● **EXTRACT PROVIDED**:
----------
MyDoom puts spanner in search engines


27 Jul 2004

A variant of the Mydoom computer virus that infected thousands of computers in January is on the rampage again, hitting a number of major search engines including Google, Yahoo!, Altavista and Lycos.

Security firms monitored the rapid proliferation of the Mydoom.O mass-mailing worm, with UK-based MessageLabs saying that it had intercepted 23,000 copies in the first five hours of the outbreak.

Computer Associates announced that it has raised the threat level for the Mydoom.O worm to high, based on extremely intensive activity levels and exponential growth. CA said that it had received more than 1,000 samples from enterprise customers on Mydoom.O, which is bombarding a number of search engines with search requests.

This latest worm is a ‘blended’ or ‘hybrid’ threat, employing many techniques (e.g. file share and mail worm vectors, ‘spoofed’ email addresses, and backdoor Trojans) to deliver its harmful payload. Mydoom.O uses search engines and websites as it seeks to find new targets, and the sheer volume of such traffic effectively causes denial of service attacks.
----------
● **RECORDS**:
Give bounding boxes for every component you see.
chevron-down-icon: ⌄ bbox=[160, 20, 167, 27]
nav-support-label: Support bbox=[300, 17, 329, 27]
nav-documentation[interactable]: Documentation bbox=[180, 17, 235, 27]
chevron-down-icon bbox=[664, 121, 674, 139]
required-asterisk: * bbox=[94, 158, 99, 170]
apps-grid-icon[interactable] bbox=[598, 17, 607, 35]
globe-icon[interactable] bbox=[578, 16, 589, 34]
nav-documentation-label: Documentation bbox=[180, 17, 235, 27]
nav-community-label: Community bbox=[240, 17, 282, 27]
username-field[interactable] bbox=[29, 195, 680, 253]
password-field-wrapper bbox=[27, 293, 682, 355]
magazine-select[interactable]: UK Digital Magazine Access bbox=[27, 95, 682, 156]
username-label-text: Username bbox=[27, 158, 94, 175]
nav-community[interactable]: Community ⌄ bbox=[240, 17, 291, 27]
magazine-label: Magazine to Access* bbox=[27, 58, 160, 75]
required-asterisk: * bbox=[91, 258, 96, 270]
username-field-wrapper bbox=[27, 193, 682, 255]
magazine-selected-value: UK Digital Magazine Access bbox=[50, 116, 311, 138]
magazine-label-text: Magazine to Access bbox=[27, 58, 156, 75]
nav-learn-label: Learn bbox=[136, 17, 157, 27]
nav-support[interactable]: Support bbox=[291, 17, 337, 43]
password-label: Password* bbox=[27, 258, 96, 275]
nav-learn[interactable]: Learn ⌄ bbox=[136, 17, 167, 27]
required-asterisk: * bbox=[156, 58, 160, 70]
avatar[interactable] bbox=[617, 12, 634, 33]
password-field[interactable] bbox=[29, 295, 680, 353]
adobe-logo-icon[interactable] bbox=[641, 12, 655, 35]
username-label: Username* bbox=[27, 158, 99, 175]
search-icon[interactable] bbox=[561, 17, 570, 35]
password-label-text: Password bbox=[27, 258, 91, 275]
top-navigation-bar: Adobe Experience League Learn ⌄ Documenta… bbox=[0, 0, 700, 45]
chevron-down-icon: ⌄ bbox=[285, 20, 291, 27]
----------
● **WORK ITEM A**:
Print the passage of the Mydoom news article between "Security firms monitored" and "of the outbreak.", inclusive.
● **WORK ITEM B**:
In the Mydoom news article, how many copies of the worm did MessageLabs say it intercepted in the first five hours of the outbreak?
● **WORK ITEM C**:
Write the next part of the Mydoom news article, picking up after its final sentence.

● **TASK RESPONSE A**:
Security firms monitored the rapid proliferation of the Mydoom.O mass-mailing worm, with UK-based MessageLabs saying that it had intercepted 23,000 copies in the first five hours of the outbreak.

● **TASK RESPONSE B**:
MessageLabs said it intercepted 23,000 copies of the Mydoom.O worm in the first five hours.

● **TASK RESPONSE C**:
“Since Mydoom.O can easily spread from PC to PC, it only takes a small number of uninformed victims to start an avalanche of infections,” said Sam Curry, vice president of eTrust security management at CA. “This underscores the importance of threat awareness and of safe computing practices. We all need to make sure that worms don’t find fertile ground to breed in.”

CA advised corporate and home users to check their security/antivirus vendor’s sites to keep track of the latest variants and to be careful to update their software at least daily as new virus strains emerge. It also advised computer users to verify any unsolicited emails with senders and noted that infected Mydoom.O emails could contain one of the following subject lines: hello, hi, error, status, test, report, delivery failed, Message could not be delivered, Mail System Error – Returned Mail, Delivery reports about your e-mail, Returned mail: see transcript for details and Returned mail: Data format error.

Meanwhile, another security vendor, Symantec, is giving MyDoom.O a threat ranking of ‘4’, the first time the company has used that ranking since Sasser, and McAfee is classifying it as ‘medium-on-Watch,’ a rating used just three times in 2003 and once this year.